Gather up all lines that carry the word "startDate".
╭──
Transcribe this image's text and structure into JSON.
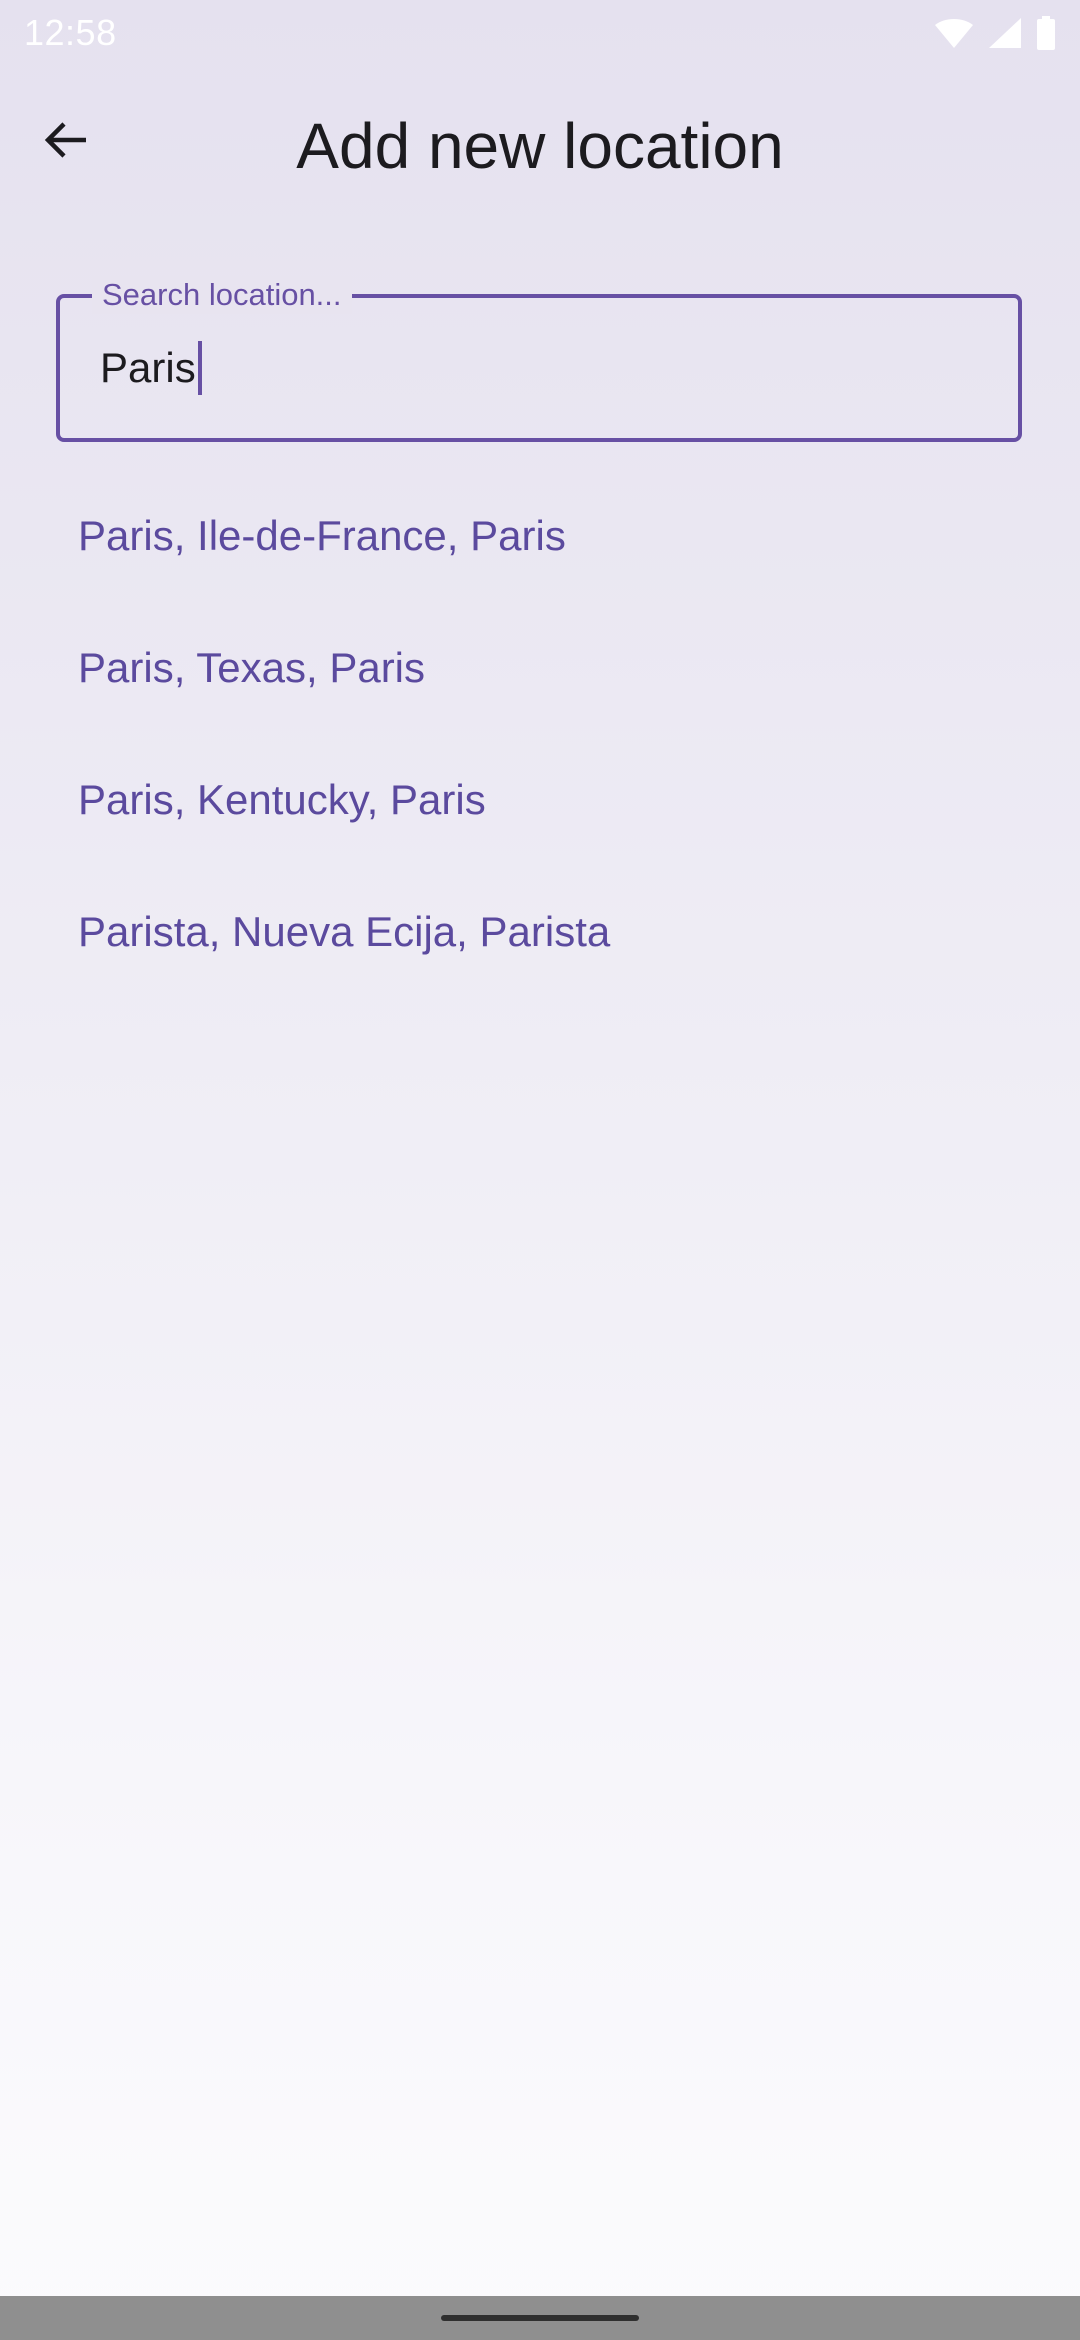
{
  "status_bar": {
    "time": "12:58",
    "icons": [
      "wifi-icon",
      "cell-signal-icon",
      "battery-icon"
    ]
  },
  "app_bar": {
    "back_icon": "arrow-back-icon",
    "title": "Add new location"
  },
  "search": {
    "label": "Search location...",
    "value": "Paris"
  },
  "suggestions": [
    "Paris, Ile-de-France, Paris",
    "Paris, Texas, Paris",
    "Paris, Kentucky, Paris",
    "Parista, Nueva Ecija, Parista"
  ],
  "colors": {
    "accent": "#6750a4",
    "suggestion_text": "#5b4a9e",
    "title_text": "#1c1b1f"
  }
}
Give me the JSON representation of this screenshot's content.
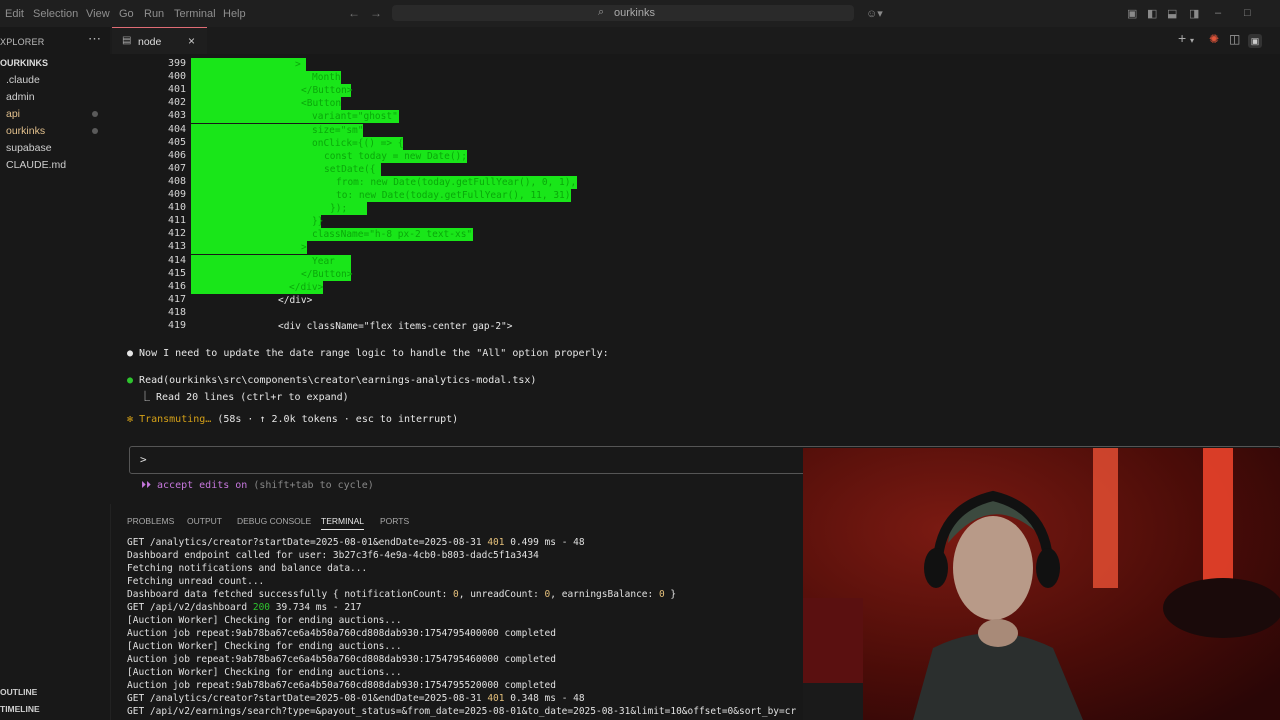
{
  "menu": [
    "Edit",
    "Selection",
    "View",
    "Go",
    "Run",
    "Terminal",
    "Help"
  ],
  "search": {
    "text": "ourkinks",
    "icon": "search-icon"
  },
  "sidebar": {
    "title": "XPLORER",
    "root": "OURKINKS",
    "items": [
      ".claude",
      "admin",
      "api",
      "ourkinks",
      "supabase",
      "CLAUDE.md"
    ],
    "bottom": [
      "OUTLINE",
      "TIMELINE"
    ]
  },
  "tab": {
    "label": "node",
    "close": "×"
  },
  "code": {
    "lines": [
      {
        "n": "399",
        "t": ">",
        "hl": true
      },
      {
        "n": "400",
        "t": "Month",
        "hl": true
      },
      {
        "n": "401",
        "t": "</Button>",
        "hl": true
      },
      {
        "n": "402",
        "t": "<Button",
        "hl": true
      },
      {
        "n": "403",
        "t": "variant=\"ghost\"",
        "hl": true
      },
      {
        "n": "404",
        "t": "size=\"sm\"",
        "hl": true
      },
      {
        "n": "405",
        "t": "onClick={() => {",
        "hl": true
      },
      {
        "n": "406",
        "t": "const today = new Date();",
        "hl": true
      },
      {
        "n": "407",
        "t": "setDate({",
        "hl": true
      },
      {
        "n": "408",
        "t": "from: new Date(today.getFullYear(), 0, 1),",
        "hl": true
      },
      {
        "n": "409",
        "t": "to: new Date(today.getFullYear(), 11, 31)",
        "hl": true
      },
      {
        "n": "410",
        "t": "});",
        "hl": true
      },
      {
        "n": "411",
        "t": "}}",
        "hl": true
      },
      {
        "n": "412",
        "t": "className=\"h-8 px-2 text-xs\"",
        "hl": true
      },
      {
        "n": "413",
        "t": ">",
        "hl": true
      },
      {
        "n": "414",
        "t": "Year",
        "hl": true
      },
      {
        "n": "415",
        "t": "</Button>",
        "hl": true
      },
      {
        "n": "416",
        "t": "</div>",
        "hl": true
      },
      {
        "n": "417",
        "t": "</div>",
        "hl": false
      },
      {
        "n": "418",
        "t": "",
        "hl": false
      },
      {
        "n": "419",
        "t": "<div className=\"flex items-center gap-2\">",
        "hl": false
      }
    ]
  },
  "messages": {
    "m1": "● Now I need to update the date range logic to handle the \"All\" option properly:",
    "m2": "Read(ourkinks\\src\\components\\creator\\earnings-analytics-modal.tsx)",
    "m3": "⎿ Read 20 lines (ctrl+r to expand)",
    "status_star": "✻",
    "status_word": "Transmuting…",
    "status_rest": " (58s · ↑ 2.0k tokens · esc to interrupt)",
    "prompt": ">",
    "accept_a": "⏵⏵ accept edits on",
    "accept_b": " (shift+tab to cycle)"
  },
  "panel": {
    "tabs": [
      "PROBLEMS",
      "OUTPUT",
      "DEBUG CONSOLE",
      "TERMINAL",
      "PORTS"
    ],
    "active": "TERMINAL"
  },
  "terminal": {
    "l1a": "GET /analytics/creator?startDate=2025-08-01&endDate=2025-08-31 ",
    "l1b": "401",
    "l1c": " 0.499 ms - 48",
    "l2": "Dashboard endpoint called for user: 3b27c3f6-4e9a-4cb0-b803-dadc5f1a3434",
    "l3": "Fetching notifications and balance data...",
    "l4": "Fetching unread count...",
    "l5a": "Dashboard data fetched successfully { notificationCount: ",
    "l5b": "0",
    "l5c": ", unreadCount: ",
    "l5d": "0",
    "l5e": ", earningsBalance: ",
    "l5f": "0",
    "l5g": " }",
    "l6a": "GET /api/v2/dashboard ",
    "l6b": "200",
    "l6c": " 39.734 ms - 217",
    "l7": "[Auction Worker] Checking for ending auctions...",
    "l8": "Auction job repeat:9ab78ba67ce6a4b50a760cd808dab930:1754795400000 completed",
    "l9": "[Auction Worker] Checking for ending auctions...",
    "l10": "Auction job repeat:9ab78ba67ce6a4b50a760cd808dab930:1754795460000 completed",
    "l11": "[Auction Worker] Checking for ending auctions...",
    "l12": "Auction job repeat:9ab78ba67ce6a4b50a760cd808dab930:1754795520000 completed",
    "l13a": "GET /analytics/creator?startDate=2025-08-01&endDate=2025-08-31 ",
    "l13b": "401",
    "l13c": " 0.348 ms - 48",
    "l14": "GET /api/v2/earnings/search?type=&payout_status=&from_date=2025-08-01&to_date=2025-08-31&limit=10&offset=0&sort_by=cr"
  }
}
╰──
Output for this exercise:
    "l1a": "GET /analytics/creator?startDate=2025-08-01&endDate=2025-08-31 ",
    "l13a": "GET /analytics/creator?startDate=2025-08-01&endDate=2025-08-31 ",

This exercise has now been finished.